> **RECORDS PROVIDED**:
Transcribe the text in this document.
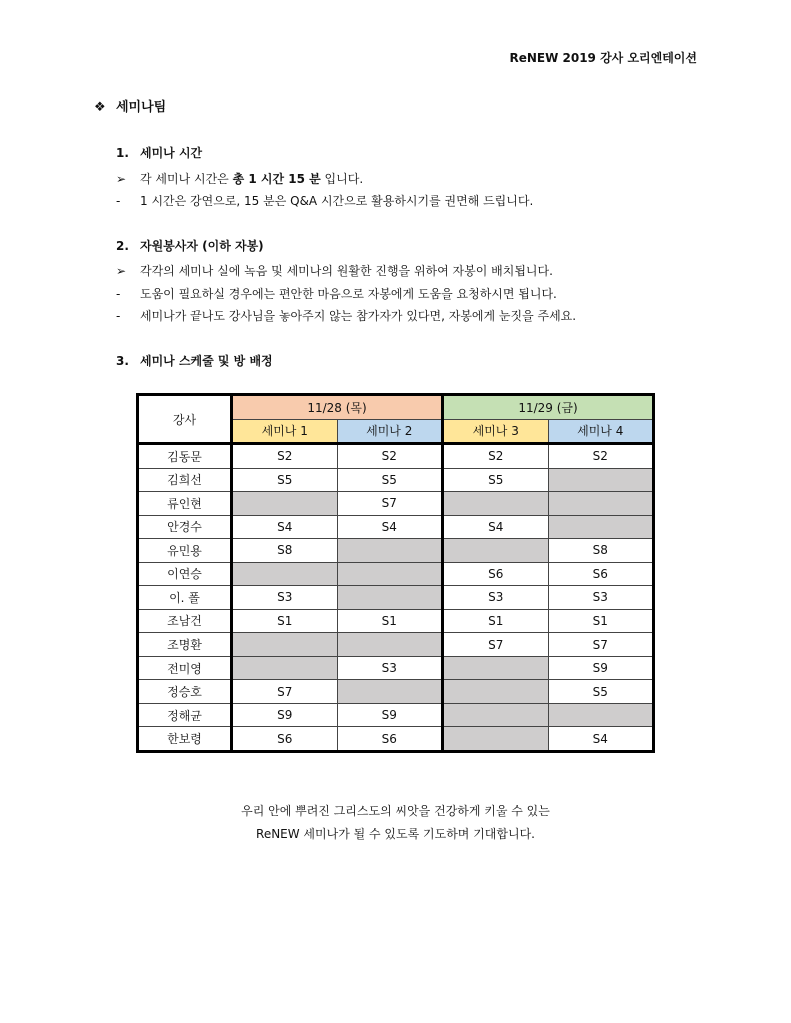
ReNEW 2019 강사 오리엔테이션
❖ 세미나팀
1. 세미나 시간
➢ 각 세미나 시간은 총 1 시간 15 분 입니다.
- 1 시간은 강연으로, 15 분은 Q&A 시간으로 활용하시기를 권면해 드립니다.
2. 자원봉사자 (이하 자봉)
➢ 각각의 세미나 실에 녹음 및 세미나의 원활한 진행을 위하여 자봉이 배치됩니다.
- 도움이 필요하실 경우에는 편안한 마음으로 자봉에게 도움을 요청하시면 됩니다.
- 세미나가 끝나도 강사님을 놓아주지 않는 참가자가 있다면, 자봉에게 눈짓을 주세요.
3. 세미나 스케줄 및 방 배정
강사	11/28 (목)		11/29 (금)	
	세미나 1	세미나 2	세미나 3	세미나 4
김동문	S2	S2	S2	S2
김희선	S5	S5	S5	
류인현		S7		
안경수	S4	S4	S4	
유민용	S8			S8
이연승			S6	S6
이. 폴	S3		S3	S3
조남건	S1	S1	S1	S1
조명환			S7	S7
전미영		S3		S9
정승호	S7			S5
정해균	S9	S9		
한보령	S6	S6		S4
우리 안에 뿌려진 그리스도의 씨앗을 건강하게 키울 수 있는
ReNEW 세미나가 될 수 있도록 기도하며 기대합니다.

> **INSTRUCTIONS TO FOLLOW**: Quote every line of the records above exactly; no picture is to be copied.

> **WRITTEN SOLUTION**:
Transcribe the text in this document.
ReNEW 2019 강사 오리엔테이션
❖ 세미나팀
1. 세미나 시간
➢ 각 세미나 시간은 총 1 시간 15 분 입니다.
- 1 시간은 강연으로, 15 분은 Q&A 시간으로 활용하시기를 권면해 드립니다.
2. 자원봉사자 (이하 자봉)
➢ 각각의 세미나 실에 녹음 및 세미나의 원활한 진행을 위하여 자봉이 배치됩니다.
- 도움이 필요하실 경우에는 편안한 마음으로 자봉에게 도움을 요청하시면 됩니다.
- 세미나가 끝나도 강사님을 놓아주지 않는 참가자가 있다면, 자봉에게 눈짓을 주세요.
3. 세미나 스케줄 및 방 배정
강사	11/28 (목)		11/29 (금)	
	세미나 1	세미나 2	세미나 3	세미나 4
김동문	S2	S2	S2	S2
김희선	S5	S5	S5	
류인현		S7		
안경수	S4	S4	S4	
유민용	S8			S8
이연승			S6	S6
이. 폴	S3		S3	S3
조남건	S1	S1	S1	S1
조명환			S7	S7
전미영		S3		S9
정승호	S7			S5
정해균	S9	S9		
한보령	S6	S6		S4
우리 안에 뿌려진 그리스도의 씨앗을 건강하게 키울 수 있는
ReNEW 세미나가 될 수 있도록 기도하며 기대합니다.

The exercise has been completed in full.